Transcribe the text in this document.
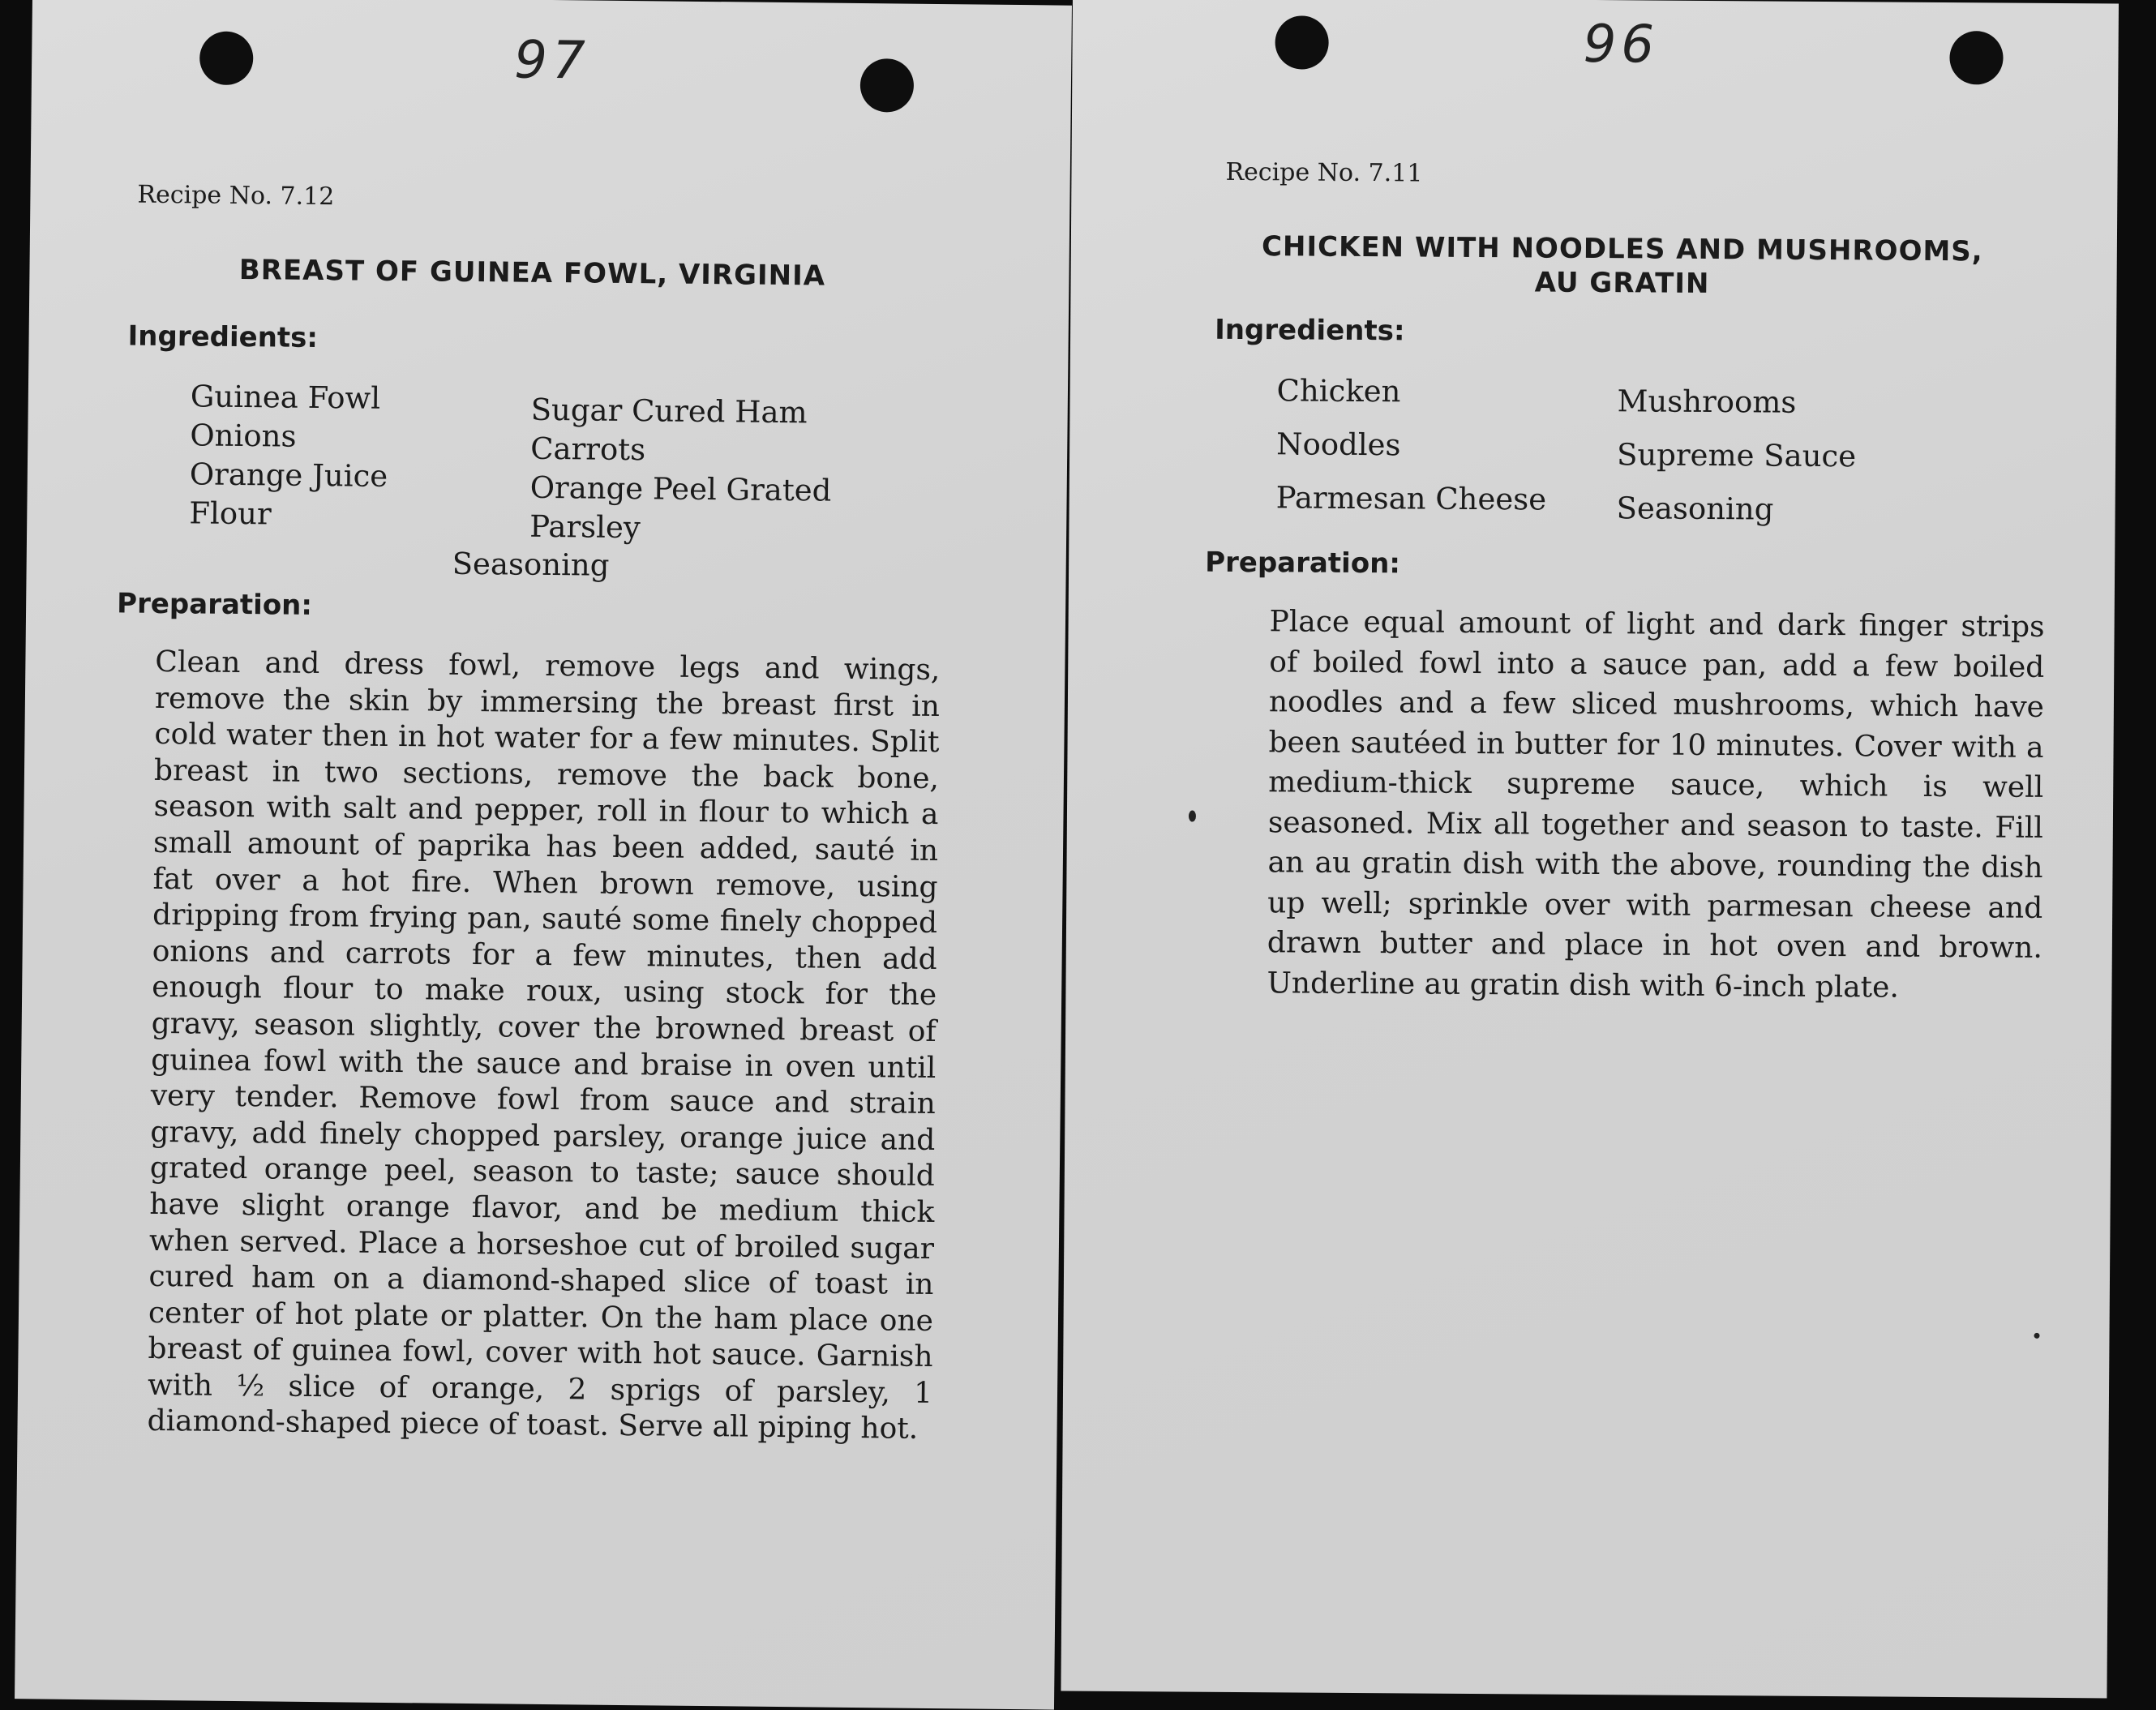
97
Recipe No. 7.12
BREAST OF GUINEA FOWL, VIRGINIA
Ingredients:
Guinea Fowl
Onions
Orange Juice
Flour
Sugar Cured Ham
Carrots
Orange Peel Grated
Parsley
Seasoning
Preparation:
Clean and dress fowl, remove legs and wings, remove the skin by immersing the breast first in cold water then in hot water for a few minutes. Split breast in two sections, remove the back bone, season with salt and pepper, roll in flour to which a small amount of paprika has been added, sauté in fat over a hot fire. When brown remove, using dripping from frying pan, sauté some finely chopped onions and carrots for a few minutes, then add enough flour to make roux, using stock for the gravy, season slightly, cover the browned breast of guinea fowl with the sauce and braise in oven until very tender. Remove fowl from sauce and strain gravy, add finely chopped parsley, orange juice and grated orange peel, season to taste; sauce should have slight orange flavor, and be medium thick when served. Place a horseshoe cut of broiled sugar cured ham on a diamond-shaped slice of toast in center of hot plate or platter. On the ham place one breast of guinea fowl, cover with hot sauce. Garnish with ½ slice of orange, 2 sprigs of parsley, 1 diamond-shaped piece of toast. Serve all piping hot.
96
Recipe No. 7.11
CHICKEN WITH NOODLES AND MUSHROOMS,
AU GRATIN
Ingredients:
Chicken
Noodles
Parmesan Cheese
Mushrooms
Supreme Sauce
Seasoning
Preparation:
Place equal amount of light and dark finger strips of boiled fowl into a sauce pan, add a few boiled noodles and a few sliced mushrooms, which have been sautéed in butter for 10 minutes. Cover with a medium-thick supreme sauce, which is well seasoned. Mix all together and season to taste. Fill an au gratin dish with the above, rounding the dish up well; sprinkle over with parmesan cheese and drawn butter and place in hot oven and brown. Underline au gratin dish with 6-inch plate.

**Problem description**
Write out the entries above word for word. Do not include the pictures.

**Finished exercise**
Transcribe the text in this document.
97
Recipe No. 7.12
BREAST OF GUINEA FOWL, VIRGINIA
Ingredients:
Guinea Fowl
Onions
Orange Juice
Flour
Sugar Cured Ham
Carrots
Orange Peel Grated
Parsley
Seasoning
Preparation:
Clean and dress fowl, remove legs and wings, remove the skin by immersing the breast first in cold water then in hot water for a few minutes. Split breast in two sections, remove the back bone, season with salt and pepper, roll in flour to which a small amount of paprika has been added, sauté in fat over a hot fire. When brown remove, using dripping from frying pan, sauté some finely chopped onions and carrots for a few minutes, then add enough flour to make roux, using stock for the gravy, season slightly, cover the browned breast of guinea fowl with the sauce and braise in oven until very tender. Remove fowl from sauce and strain gravy, add finely chopped parsley, orange juice and grated orange peel, season to taste; sauce should have slight orange flavor, and be medium thick when served. Place a horseshoe cut of broiled sugar cured ham on a diamond-shaped slice of toast in center of hot plate or platter. On the ham place one breast of guinea fowl, cover with hot sauce. Garnish with ½ slice of orange, 2 sprigs of parsley, 1 diamond-shaped piece of toast. Serve all piping hot.
96
Recipe No. 7.11
CHICKEN WITH NOODLES AND MUSHROOMS,
AU GRATIN
Ingredients:
Chicken
Noodles
Parmesan Cheese
Mushrooms
Supreme Sauce
Seasoning
Preparation:
Place equal amount of light and dark finger strips of boiled fowl into a sauce pan, add a few boiled noodles and a few sliced mushrooms, which have been sautéed in butter for 10 minutes. Cover with a medium-thick supreme sauce, which is well seasoned. Mix all together and season to taste. Fill an au gratin dish with the above, rounding the dish up well; sprinkle over with parmesan cheese and drawn butter and place in hot oven and brown. Underline au gratin dish with 6-inch plate.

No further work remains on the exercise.